Problem statement:
Below are the records; locate each line with the word "xlabel" and copy it.

Records to use:
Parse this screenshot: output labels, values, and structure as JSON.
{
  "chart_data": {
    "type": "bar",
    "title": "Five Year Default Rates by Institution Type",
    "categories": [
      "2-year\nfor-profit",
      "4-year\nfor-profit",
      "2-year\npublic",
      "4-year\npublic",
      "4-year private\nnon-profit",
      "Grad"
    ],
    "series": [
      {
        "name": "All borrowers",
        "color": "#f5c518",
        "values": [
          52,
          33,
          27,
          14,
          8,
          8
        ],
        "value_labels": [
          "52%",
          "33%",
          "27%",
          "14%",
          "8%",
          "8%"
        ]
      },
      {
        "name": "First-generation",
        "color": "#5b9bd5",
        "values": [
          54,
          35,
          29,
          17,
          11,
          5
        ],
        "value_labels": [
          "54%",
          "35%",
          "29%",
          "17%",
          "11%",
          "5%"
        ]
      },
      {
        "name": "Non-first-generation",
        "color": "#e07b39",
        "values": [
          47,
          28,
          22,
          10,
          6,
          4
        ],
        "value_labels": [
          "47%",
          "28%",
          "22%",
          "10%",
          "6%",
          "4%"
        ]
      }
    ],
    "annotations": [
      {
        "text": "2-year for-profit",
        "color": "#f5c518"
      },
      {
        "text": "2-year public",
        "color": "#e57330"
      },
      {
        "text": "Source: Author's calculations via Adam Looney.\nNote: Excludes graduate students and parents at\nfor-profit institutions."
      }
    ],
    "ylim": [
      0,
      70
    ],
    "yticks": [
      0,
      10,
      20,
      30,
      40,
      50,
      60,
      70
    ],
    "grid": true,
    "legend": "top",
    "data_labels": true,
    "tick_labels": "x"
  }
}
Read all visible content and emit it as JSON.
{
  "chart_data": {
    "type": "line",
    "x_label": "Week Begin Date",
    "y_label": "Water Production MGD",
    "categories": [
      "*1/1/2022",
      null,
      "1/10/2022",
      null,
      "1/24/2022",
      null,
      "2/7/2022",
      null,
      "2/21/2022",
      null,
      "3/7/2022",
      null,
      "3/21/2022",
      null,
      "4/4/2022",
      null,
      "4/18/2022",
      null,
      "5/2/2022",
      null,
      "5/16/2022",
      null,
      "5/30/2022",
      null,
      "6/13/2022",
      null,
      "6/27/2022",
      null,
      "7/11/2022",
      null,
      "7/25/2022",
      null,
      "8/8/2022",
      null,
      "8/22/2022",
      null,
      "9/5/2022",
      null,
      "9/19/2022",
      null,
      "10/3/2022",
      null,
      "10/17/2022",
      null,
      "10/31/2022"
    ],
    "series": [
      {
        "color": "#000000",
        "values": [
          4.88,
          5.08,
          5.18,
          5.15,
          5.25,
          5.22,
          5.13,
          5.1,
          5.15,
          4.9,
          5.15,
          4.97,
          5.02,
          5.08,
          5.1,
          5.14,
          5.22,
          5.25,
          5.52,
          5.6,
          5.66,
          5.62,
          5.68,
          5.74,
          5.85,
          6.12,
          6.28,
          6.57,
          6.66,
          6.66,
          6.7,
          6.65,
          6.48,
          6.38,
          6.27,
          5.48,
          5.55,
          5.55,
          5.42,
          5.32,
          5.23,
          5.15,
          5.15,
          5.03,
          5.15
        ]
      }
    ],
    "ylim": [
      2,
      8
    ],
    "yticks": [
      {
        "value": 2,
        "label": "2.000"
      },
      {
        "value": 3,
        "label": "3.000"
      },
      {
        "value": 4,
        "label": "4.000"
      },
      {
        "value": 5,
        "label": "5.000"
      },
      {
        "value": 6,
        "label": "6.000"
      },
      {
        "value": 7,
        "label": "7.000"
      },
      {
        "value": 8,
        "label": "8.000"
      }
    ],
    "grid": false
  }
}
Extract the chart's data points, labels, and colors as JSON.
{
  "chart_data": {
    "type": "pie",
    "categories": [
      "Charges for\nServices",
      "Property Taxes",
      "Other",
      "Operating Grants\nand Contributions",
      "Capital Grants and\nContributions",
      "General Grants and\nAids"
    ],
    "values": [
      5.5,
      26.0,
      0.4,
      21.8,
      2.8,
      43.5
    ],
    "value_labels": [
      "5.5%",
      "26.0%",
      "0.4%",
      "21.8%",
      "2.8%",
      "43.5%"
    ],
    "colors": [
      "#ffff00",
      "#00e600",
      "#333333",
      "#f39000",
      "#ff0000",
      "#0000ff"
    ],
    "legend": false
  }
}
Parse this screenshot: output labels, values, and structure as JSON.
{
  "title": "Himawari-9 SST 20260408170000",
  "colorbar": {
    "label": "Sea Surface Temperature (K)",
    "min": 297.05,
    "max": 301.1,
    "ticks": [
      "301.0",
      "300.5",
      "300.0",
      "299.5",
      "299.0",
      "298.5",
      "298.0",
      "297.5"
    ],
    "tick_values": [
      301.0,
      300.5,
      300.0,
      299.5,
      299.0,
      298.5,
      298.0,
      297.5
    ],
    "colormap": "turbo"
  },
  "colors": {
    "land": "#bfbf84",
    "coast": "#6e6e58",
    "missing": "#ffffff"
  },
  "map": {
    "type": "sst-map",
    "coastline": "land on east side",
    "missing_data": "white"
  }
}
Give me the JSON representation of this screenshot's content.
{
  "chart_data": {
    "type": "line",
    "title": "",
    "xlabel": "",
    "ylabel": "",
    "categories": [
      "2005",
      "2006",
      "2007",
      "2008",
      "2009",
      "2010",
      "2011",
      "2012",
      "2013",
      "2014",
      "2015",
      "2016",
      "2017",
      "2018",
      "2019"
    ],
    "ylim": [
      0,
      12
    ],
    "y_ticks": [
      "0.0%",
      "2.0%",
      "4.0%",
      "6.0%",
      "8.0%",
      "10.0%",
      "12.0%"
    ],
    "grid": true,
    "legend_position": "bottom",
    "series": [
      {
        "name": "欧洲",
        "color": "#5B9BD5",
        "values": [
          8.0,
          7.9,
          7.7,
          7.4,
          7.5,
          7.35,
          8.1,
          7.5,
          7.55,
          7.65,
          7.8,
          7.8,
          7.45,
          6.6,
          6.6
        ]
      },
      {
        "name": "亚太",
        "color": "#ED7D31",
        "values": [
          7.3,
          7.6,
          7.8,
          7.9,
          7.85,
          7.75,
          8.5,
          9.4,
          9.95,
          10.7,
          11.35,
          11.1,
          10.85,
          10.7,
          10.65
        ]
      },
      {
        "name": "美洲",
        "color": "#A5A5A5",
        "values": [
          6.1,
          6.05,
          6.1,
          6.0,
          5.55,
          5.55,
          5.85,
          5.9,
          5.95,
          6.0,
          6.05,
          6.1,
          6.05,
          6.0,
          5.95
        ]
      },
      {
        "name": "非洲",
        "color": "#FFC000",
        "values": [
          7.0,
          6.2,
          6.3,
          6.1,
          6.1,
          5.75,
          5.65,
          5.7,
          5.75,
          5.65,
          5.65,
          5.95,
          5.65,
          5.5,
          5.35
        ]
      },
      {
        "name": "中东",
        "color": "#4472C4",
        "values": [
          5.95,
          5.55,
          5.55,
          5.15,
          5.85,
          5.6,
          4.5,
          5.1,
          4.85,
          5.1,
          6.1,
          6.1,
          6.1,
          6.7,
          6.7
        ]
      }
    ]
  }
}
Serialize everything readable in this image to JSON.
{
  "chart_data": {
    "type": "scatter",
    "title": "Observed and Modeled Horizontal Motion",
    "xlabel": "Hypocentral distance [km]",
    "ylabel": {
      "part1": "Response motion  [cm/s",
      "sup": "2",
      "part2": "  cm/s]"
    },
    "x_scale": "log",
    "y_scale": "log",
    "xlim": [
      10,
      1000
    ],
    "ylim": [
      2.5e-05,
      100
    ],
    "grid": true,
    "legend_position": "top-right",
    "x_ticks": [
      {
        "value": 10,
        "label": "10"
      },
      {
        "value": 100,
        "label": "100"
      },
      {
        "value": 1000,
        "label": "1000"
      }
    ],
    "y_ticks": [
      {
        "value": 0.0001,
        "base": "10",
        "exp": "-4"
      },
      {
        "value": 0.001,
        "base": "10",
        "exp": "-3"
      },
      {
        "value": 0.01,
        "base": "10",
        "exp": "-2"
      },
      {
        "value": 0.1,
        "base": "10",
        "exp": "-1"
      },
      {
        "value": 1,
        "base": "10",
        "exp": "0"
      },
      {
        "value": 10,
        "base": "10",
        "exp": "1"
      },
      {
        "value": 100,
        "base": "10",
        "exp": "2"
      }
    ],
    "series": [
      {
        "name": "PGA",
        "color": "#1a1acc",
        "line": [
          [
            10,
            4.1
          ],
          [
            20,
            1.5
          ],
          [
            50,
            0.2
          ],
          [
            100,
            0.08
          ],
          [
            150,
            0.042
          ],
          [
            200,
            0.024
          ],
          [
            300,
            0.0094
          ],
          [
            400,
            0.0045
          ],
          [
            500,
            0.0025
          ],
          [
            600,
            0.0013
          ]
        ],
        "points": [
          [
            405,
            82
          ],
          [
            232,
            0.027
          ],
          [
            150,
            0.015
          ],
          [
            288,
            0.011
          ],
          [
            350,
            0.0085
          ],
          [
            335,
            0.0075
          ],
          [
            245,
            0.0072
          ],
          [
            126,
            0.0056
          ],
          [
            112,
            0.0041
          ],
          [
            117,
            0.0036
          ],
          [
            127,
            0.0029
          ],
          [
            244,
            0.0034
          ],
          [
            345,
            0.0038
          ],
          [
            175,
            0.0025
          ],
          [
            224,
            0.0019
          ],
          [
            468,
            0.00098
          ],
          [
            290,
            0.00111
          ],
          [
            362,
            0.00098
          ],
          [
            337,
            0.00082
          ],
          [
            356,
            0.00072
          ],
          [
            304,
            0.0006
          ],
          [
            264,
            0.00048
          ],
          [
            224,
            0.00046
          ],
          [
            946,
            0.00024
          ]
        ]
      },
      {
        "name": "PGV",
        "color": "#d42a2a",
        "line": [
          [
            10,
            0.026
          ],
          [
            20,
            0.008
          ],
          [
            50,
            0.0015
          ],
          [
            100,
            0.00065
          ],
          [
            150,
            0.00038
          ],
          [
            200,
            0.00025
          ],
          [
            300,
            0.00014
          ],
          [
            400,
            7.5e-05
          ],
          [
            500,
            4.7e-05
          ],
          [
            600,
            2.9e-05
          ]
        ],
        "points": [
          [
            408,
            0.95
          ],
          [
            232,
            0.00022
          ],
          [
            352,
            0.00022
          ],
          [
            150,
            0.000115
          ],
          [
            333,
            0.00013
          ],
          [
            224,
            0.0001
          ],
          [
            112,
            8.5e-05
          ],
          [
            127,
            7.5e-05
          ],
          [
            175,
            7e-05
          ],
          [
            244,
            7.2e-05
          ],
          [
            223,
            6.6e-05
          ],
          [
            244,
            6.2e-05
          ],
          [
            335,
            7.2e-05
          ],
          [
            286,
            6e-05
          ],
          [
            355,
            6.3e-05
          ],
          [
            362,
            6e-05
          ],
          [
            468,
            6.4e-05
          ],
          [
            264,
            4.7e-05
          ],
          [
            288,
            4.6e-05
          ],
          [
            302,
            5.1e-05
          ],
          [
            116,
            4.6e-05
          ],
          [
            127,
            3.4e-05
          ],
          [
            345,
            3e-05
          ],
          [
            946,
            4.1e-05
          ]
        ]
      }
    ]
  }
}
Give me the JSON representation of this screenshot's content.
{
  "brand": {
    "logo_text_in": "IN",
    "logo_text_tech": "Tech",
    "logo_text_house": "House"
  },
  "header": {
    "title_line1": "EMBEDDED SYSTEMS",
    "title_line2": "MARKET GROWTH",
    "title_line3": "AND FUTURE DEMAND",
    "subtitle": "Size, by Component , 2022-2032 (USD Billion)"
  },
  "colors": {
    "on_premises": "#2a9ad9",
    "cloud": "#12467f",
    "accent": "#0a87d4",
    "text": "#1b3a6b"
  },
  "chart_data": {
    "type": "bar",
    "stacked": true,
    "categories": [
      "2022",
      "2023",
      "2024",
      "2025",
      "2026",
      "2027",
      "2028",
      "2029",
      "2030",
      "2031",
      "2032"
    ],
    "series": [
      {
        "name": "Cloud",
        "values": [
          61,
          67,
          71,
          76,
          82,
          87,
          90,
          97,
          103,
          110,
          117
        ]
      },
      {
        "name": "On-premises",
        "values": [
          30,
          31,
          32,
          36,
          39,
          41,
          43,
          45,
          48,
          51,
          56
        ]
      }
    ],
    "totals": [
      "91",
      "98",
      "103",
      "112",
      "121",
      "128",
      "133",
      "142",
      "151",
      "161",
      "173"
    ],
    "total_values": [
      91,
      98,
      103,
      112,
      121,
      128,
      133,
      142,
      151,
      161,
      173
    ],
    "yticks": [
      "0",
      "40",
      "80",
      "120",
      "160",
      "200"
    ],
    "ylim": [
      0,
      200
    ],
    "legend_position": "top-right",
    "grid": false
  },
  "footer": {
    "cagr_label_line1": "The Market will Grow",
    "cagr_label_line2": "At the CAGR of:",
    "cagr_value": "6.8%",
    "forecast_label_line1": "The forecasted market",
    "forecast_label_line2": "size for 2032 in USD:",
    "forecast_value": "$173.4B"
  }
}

Solution:
    "xlabel": "",
    "xlabel": "Hypocentral distance [km]",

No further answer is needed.